__GIVEN INSTRUCTION__: Copy the data that follows, character for character, minus the pictures.

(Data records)
_ _ _

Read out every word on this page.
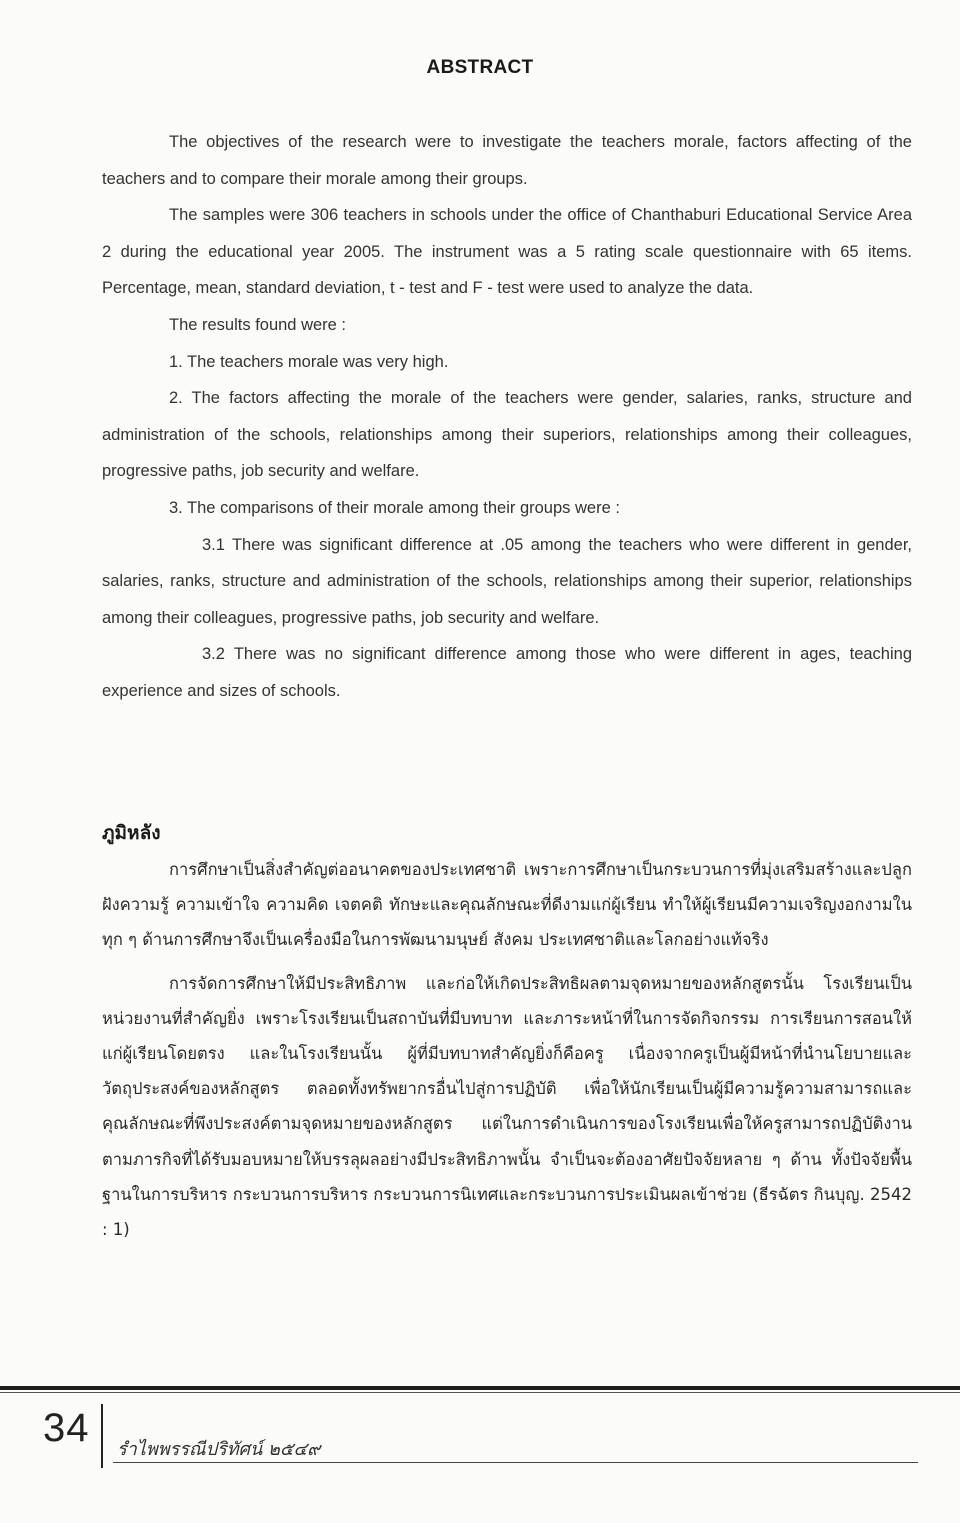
ABSTRACT

The objectives of the research were to investigate the teachers morale, factors affecting of the teachers and to compare their morale among their groups.

The samples were 306 teachers in schools under the office of Chanthaburi Educational Service Area 2 during the educational year 2005. The instrument was a 5 rating scale questionnaire with 65 items. Percentage, mean, standard deviation, t - test and F - test were used to analyze the data.

The results found were :

1. The teachers morale was very high.

2. The factors affecting the morale of the teachers were gender, salaries, ranks, structure and administration of the schools, relationships among their superiors, relationships among their colleagues, progressive paths, job security and welfare.

3. The comparisons of their morale among their groups were :

3.1 There was significant difference at .05 among the teachers who were different in gender, salaries, ranks, structure and administration of the schools, relationships among their superior, relationships among their colleagues, progressive paths, job security and welfare.

3.2 There was no significant difference among those who were different in ages, teaching experience and sizes of schools.

ภูมิหลัง

การศึกษาเป็นสิ่งสำคัญต่ออนาคตของประเทศชาติ เพราะการศึกษาเป็นกระบวนการที่มุ่งเสริมสร้างและปลูกฝังความรู้ ความเข้าใจ ความคิด เจตคติ ทักษะและคุณลักษณะที่ดีงามแก่ผู้เรียน ทำให้ผู้เรียนมีความเจริญงอกงามในทุก ๆ ด้านการศึกษาจึงเป็นเครื่องมือในการพัฒนามนุษย์ สังคม ประเทศชาติและโลกอย่างแท้จริง

การจัดการศึกษาให้มีประสิทธิภาพ และก่อให้เกิดประสิทธิผลตามจุดหมายของหลักสูตรนั้น โรงเรียนเป็นหน่วยงานที่สำคัญยิ่ง เพราะโรงเรียนเป็นสถาบันที่มีบทบาท และภาระหน้าที่ในการจัดกิจกรรม การเรียนการสอนให้แก่ผู้เรียนโดยตรง และในโรงเรียนนั้น ผู้ที่มีบทบาทสำคัญยิ่งก็คือครู เนื่องจากครูเป็นผู้มีหน้าที่นำนโยบายและวัตถุประสงค์ของหลักสูตร ตลอดทั้งทรัพยากรอื่นไปสู่การปฏิบัติ เพื่อให้นักเรียนเป็นผู้มีความรู้ความสามารถและคุณลักษณะที่พึงประสงค์ตามจุดหมายของหลักสูตร แต่ในการดำเนินการของโรงเรียนเพื่อให้ครูสามารถปฏิบัติงานตามภารกิจที่ได้รับมอบหมายให้บรรลุผลอย่างมีประสิทธิภาพนั้น จำเป็นจะต้องอาศัยปัจจัยหลาย ๆ ด้าน ทั้งปัจจัยพื้นฐานในการบริหาร กระบวนการบริหาร กระบวนการนิเทศและกระบวนการประเมินผลเข้าช่วย (ธีรฉัตร กินบุญ. 2542 : 1)

34 รำไพพรรณีปริทัศน์ ๒๕๔๙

_ _ _

__RESPONSE TO THE EXERCISE__:
Read out every word on this page.
ABSTRACT

The objectives of the research were to investigate the teachers morale, factors affecting of the teachers and to compare their morale among their groups.

The samples were 306 teachers in schools under the office of Chanthaburi Educational Service Area 2 during the educational year 2005. The instrument was a 5 rating scale questionnaire with 65 items. Percentage, mean, standard deviation, t - test and F - test were used to analyze the data.

The results found were :

1. The teachers morale was very high.

2. The factors affecting the morale of the teachers were gender, salaries, ranks, structure and administration of the schools, relationships among their superiors, relationships among their colleagues, progressive paths, job security and welfare.

3. The comparisons of their morale among their groups were :

3.1 There was significant difference at .05 among the teachers who were different in gender, salaries, ranks, structure and administration of the schools, relationships among their superior, relationships among their colleagues, progressive paths, job security and welfare.

3.2 There was no significant difference among those who were different in ages, teaching experience and sizes of schools.

ภูมิหลัง

การศึกษาเป็นสิ่งสำคัญต่ออนาคตของประเทศชาติ เพราะการศึกษาเป็นกระบวนการที่มุ่งเสริมสร้างและปลูกฝังความรู้ ความเข้าใจ ความคิด เจตคติ ทักษะและคุณลักษณะที่ดีงามแก่ผู้เรียน ทำให้ผู้เรียนมีความเจริญงอกงามในทุก ๆ ด้านการศึกษาจึงเป็นเครื่องมือในการพัฒนามนุษย์ สังคม ประเทศชาติและโลกอย่างแท้จริง

การจัดการศึกษาให้มีประสิทธิภาพ และก่อให้เกิดประสิทธิผลตามจุดหมายของหลักสูตรนั้น โรงเรียนเป็นหน่วยงานที่สำคัญยิ่ง เพราะโรงเรียนเป็นสถาบันที่มีบทบาท และภาระหน้าที่ในการจัดกิจกรรม การเรียนการสอนให้แก่ผู้เรียนโดยตรง และในโรงเรียนนั้น ผู้ที่มีบทบาทสำคัญยิ่งก็คือครู เนื่องจากครูเป็นผู้มีหน้าที่นำนโยบายและวัตถุประสงค์ของหลักสูตร ตลอดทั้งทรัพยากรอื่นไปสู่การปฏิบัติ เพื่อให้นักเรียนเป็นผู้มีความรู้ความสามารถและคุณลักษณะที่พึงประสงค์ตามจุดหมายของหลักสูตร แต่ในการดำเนินการของโรงเรียนเพื่อให้ครูสามารถปฏิบัติงานตามภารกิจที่ได้รับมอบหมายให้บรรลุผลอย่างมีประสิทธิภาพนั้น จำเป็นจะต้องอาศัยปัจจัยหลาย ๆ ด้าน ทั้งปัจจัยพื้นฐานในการบริหาร กระบวนการบริหาร กระบวนการนิเทศและกระบวนการประเมินผลเข้าช่วย (ธีรฉัตร กินบุญ. 2542 : 1)

34 รำไพพรรณีปริทัศน์ ๒๕๔๙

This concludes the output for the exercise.